(WRITTEN INSTRUCTION) Read the listing below and copy out every line that holds "regulations".

(Dataset entries)
'''
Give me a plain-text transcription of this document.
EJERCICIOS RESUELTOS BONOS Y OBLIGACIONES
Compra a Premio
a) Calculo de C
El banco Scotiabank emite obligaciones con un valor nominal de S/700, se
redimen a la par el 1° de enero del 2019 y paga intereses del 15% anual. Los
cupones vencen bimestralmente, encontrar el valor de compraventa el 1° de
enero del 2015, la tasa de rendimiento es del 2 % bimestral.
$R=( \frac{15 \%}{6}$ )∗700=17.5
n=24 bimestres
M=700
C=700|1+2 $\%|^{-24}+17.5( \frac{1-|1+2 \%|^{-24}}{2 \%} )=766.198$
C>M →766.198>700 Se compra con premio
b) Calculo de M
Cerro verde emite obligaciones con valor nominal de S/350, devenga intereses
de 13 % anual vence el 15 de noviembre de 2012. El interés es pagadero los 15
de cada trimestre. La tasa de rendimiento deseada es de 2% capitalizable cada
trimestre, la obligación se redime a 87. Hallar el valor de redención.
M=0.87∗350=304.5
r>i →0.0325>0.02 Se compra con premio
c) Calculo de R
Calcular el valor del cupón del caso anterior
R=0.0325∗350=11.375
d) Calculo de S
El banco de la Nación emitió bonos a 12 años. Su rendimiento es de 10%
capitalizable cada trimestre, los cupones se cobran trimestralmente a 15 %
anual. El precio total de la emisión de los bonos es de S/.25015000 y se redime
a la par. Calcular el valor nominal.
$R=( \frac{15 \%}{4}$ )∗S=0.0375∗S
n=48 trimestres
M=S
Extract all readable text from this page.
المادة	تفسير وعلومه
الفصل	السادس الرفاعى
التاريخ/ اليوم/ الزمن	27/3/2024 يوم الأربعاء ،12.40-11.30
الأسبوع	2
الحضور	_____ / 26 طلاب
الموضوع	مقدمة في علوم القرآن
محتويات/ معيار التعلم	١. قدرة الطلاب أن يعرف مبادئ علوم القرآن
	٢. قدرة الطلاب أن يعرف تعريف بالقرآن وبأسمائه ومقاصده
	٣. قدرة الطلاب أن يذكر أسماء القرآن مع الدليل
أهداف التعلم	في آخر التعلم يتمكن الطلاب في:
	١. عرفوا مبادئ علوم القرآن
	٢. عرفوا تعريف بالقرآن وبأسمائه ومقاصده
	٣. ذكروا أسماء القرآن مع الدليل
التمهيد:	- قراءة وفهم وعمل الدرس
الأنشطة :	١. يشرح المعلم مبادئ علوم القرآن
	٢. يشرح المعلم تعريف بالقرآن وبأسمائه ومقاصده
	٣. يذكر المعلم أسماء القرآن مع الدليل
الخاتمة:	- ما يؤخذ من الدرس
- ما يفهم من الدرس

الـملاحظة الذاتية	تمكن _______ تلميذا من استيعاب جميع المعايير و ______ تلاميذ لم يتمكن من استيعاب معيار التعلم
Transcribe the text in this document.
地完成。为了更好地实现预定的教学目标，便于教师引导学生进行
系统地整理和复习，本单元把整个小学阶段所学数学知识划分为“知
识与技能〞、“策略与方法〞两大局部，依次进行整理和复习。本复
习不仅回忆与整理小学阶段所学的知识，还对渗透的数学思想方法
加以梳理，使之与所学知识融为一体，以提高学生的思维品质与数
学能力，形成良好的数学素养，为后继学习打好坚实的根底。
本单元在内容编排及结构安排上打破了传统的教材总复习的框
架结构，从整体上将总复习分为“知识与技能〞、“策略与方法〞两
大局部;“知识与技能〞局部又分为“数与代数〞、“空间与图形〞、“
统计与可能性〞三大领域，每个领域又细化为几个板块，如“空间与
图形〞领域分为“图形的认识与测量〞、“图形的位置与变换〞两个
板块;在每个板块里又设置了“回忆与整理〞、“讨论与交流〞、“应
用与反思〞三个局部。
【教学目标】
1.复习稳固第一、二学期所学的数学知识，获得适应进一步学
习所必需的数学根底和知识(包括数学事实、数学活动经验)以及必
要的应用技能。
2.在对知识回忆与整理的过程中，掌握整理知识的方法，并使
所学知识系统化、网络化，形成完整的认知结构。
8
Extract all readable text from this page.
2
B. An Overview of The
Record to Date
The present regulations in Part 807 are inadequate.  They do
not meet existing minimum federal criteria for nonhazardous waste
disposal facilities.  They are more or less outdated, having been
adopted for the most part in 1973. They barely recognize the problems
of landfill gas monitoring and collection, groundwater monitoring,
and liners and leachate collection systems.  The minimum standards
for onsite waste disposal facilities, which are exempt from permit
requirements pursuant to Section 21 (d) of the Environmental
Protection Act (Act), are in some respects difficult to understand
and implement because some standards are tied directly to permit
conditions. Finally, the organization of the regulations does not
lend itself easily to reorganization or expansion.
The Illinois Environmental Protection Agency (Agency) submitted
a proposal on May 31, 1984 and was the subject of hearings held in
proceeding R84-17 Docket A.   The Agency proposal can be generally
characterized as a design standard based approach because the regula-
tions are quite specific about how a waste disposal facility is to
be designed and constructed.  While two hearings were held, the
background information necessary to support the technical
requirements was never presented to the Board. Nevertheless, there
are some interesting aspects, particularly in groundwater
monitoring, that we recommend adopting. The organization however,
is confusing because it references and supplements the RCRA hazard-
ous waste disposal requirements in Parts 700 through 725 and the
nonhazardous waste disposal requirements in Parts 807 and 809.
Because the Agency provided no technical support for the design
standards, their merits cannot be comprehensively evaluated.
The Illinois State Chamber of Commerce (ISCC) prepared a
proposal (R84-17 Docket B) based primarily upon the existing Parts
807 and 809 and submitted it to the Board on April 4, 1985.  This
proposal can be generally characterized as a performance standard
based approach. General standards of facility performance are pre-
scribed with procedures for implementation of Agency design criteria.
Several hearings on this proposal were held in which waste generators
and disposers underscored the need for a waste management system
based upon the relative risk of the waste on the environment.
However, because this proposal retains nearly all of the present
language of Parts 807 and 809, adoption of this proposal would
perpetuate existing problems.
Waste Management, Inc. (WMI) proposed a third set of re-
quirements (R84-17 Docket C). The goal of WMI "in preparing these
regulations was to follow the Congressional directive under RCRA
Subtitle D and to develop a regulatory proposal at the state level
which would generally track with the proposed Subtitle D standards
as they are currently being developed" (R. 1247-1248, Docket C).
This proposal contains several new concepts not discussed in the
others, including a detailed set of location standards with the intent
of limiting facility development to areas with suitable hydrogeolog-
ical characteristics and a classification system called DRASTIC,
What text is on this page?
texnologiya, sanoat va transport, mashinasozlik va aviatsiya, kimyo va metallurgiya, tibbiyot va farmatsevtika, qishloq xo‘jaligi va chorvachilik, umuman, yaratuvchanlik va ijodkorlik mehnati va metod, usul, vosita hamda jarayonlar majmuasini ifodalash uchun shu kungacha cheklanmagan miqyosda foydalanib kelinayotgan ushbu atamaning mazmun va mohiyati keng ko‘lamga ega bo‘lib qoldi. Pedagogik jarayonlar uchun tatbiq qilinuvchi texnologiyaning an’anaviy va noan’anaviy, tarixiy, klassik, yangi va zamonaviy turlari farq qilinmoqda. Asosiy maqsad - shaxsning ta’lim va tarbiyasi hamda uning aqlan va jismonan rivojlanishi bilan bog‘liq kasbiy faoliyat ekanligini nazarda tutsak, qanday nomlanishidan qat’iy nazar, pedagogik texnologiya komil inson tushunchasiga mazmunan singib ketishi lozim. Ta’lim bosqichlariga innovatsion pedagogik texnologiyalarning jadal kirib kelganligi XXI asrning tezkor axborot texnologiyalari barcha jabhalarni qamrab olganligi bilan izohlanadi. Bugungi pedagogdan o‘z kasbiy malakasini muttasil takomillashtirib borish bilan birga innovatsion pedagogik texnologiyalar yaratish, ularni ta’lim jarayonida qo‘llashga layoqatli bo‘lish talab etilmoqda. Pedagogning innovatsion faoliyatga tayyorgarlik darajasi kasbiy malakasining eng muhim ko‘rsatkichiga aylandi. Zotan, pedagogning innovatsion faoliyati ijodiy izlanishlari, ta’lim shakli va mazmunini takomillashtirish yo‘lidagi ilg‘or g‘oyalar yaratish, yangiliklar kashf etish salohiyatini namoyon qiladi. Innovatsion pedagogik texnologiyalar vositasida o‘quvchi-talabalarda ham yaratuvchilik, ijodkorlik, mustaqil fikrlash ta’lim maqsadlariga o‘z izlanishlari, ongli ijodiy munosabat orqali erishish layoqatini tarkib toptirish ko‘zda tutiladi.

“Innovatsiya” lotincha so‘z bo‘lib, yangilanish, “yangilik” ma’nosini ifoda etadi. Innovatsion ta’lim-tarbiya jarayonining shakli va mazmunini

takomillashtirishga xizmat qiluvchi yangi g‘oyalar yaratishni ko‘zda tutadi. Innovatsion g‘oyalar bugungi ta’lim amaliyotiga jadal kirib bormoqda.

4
'''
(FULL OUTPUT)
The present regulations in Part 807 are inadequate.  They do
conditions. Finally, the organization of the regulations does not
regulations was to follow the Congressional directive under RCRA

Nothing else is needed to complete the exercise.